Extracted entries>
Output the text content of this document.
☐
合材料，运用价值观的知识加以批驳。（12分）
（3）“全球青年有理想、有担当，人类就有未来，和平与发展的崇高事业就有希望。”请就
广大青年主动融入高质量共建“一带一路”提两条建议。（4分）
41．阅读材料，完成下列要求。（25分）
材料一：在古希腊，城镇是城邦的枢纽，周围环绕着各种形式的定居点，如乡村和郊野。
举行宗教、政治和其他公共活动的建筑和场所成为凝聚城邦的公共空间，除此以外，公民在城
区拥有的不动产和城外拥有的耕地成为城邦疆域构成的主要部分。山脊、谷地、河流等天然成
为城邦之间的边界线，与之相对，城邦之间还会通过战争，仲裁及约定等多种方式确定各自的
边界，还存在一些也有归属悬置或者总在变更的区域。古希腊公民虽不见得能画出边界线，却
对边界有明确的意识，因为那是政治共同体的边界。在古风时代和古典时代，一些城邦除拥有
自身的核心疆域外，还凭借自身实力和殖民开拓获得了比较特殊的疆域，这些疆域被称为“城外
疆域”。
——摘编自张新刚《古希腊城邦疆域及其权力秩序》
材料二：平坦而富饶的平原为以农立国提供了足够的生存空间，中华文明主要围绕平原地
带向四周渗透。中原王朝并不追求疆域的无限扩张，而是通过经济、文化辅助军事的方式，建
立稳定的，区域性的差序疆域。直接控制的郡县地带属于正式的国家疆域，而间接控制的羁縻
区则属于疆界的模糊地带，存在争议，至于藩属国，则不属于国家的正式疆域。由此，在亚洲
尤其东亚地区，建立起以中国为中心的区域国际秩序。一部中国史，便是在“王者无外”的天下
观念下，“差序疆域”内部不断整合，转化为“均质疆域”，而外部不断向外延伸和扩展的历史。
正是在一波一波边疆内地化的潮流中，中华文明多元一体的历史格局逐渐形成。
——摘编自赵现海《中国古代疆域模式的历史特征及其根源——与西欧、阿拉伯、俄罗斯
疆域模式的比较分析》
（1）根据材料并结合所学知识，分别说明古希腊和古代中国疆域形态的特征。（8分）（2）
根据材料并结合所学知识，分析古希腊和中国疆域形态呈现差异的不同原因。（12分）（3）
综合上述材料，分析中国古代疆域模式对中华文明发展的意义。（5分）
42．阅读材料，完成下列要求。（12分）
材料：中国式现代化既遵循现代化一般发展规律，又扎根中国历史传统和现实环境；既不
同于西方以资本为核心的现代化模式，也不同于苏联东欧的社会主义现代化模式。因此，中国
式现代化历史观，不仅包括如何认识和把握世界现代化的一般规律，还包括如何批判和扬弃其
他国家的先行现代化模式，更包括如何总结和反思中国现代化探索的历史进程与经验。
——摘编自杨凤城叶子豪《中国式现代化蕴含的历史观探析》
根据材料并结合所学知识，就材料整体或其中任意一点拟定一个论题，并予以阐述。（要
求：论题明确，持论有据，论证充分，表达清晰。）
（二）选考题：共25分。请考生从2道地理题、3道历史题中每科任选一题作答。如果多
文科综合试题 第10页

Short exercise>
Reproduce every line from the entries that holds the word "阅读材料".

Finished exercise>
41．阅读材料，完成下列要求。（25分）
42．阅读材料，完成下列要求。（12分）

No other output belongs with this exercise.